◆ Page ◆
The Central App

Behind the Brand – Lockdown edition

The Central App

Mary Hinsen

27 August 2021, 5:39 PM

Behind the Brand – Lockdown editionIn the final lockdown edit, I share my secrets to getting through lockdowns.

We take a look inside The Central App team’s lockdown bubbles and ask their secrets for getting through lockdowns, now and in the future.

 

Behind the Brand showcases our innovators, entrepreneurs, business owners, managers, leaders. 

 

It’s like a backstage pass into the real person behind the success. What makes them tick, what makes them successful. A peek at some of Central Otago’s smartest and most interesting people.

 

Learn their secrets, get hot tips from those with experience, and discover why you should support their venture.

 

Today, you get to hear what I’ve been up to during this lockdown, other than working of course.

 

My secret to getting through with sanity intact?


Loads of video calls with friends and family, which equals smiles, laughter and a huge dose of gratitude.

◆ Recorded information ◆

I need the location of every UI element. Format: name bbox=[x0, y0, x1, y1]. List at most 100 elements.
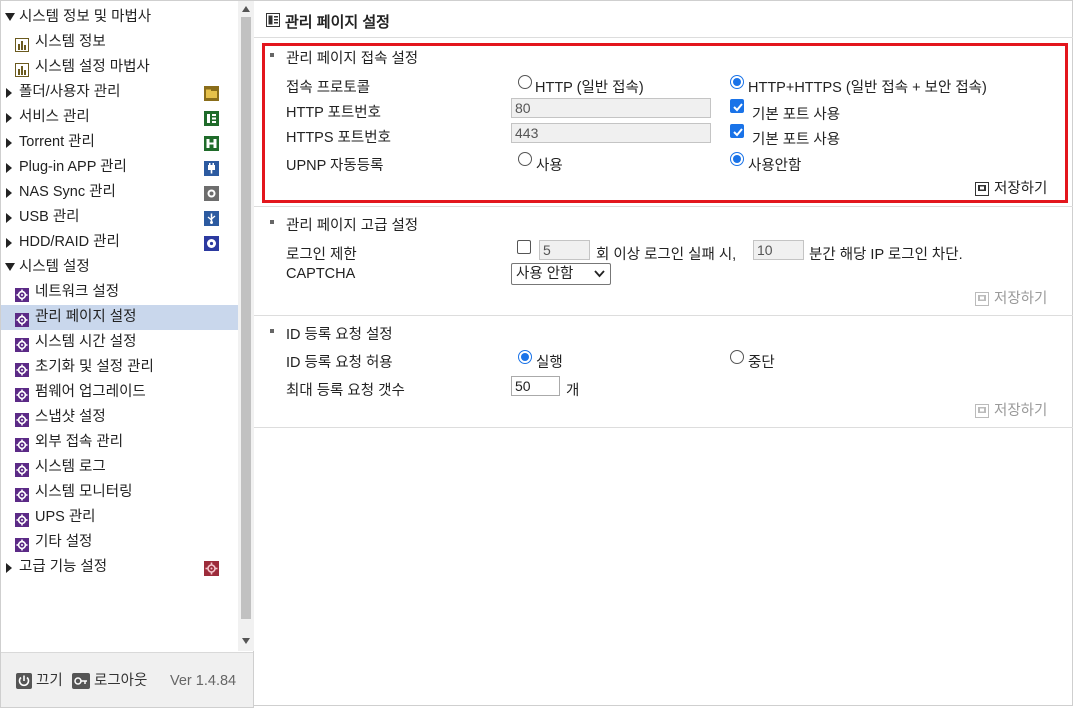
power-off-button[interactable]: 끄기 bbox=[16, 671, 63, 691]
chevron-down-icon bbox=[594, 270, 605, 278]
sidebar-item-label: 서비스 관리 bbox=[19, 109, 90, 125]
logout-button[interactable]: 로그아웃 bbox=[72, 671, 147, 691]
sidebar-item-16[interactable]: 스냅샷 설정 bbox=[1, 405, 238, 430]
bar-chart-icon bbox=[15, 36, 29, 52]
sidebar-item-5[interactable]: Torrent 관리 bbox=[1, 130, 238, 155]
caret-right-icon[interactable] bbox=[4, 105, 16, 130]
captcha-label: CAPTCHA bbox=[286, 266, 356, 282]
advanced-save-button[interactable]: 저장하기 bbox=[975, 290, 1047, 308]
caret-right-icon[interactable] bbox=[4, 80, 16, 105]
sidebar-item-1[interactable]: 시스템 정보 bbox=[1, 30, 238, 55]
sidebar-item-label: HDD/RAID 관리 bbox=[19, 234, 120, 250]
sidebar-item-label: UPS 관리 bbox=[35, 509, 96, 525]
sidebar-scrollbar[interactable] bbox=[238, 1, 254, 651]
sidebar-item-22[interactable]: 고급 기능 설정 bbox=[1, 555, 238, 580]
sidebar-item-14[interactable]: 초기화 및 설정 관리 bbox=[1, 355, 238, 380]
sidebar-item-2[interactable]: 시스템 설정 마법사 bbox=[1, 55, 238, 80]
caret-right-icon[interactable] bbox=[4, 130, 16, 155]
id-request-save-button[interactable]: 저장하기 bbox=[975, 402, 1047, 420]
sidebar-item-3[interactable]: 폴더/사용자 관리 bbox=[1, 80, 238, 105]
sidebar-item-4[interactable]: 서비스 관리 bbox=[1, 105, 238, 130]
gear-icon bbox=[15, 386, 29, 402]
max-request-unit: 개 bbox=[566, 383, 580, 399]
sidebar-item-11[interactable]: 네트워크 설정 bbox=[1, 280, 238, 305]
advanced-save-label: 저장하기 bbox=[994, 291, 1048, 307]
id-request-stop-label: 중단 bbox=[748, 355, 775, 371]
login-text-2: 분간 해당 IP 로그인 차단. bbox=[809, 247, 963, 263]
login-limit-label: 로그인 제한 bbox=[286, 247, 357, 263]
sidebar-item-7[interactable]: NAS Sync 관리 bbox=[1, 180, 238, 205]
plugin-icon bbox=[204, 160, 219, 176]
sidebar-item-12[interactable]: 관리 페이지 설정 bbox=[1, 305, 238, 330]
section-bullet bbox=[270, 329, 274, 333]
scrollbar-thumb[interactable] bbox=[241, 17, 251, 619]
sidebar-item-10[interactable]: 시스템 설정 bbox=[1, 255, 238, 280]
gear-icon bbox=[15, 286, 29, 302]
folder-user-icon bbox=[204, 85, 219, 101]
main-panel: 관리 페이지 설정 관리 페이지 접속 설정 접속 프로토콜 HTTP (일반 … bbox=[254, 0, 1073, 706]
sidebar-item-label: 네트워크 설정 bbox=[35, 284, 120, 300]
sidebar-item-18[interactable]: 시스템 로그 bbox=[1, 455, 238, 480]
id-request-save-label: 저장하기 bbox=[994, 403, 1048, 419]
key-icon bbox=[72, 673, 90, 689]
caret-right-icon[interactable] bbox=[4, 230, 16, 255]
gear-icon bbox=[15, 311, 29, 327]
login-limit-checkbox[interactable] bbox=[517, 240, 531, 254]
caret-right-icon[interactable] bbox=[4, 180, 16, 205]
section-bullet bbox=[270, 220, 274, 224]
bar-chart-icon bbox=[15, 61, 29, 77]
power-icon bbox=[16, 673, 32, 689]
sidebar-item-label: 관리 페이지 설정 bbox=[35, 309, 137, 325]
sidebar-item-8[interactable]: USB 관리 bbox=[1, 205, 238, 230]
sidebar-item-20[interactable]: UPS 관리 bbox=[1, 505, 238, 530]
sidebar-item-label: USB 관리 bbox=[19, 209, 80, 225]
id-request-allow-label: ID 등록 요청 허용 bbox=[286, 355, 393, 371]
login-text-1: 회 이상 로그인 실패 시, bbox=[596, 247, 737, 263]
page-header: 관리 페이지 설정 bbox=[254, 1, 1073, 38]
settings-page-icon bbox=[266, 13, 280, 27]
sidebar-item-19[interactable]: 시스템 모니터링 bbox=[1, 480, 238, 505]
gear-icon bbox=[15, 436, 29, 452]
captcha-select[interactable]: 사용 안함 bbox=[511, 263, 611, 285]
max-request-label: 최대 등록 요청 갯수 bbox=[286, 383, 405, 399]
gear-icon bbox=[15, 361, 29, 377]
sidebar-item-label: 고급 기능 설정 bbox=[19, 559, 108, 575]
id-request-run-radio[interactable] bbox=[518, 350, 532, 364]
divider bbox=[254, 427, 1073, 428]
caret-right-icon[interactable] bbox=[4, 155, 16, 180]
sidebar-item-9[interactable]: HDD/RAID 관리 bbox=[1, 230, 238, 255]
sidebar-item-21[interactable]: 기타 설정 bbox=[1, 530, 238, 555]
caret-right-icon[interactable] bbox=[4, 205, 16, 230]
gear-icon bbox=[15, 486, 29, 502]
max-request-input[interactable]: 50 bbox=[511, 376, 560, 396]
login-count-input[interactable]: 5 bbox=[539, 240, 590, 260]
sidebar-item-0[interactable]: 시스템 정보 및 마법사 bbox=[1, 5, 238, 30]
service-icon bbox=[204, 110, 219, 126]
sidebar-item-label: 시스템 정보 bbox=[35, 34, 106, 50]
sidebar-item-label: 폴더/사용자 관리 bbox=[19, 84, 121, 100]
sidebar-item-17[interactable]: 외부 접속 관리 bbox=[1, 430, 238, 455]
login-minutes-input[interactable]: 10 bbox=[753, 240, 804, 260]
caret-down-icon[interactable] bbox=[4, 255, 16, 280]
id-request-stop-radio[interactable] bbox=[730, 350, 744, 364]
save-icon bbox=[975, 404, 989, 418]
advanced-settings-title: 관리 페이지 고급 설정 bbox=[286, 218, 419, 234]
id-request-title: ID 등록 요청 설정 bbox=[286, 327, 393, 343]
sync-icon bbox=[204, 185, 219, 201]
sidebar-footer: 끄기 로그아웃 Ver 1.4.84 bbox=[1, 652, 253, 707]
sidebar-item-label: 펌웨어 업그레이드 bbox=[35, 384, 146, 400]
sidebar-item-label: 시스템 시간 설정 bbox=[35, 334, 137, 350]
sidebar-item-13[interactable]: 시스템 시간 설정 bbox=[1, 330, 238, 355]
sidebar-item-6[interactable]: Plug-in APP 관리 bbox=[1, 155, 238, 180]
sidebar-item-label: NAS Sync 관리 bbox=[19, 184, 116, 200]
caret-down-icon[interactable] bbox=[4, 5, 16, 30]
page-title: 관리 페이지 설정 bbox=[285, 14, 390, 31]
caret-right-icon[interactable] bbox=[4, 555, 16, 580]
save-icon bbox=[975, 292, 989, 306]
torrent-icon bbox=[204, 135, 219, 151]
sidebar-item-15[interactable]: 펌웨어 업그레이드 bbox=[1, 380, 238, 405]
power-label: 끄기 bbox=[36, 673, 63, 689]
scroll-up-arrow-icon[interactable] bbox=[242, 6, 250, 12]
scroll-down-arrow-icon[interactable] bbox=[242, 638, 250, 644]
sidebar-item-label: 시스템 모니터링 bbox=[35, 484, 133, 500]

◆ Aim of the task ◆
Answer these questions using the lockdown post:
1. On what date was the lockdown post published?
2. Behind the Brand offers a peek at some of the smartest and most interesting people of which region?
3. What does the writer give as the secret to getting through lockdown with sanity intact?

◆ Problem solution ◆
1. 27 August 2021
2. Central Otago
3. Loads of video calls with friends and family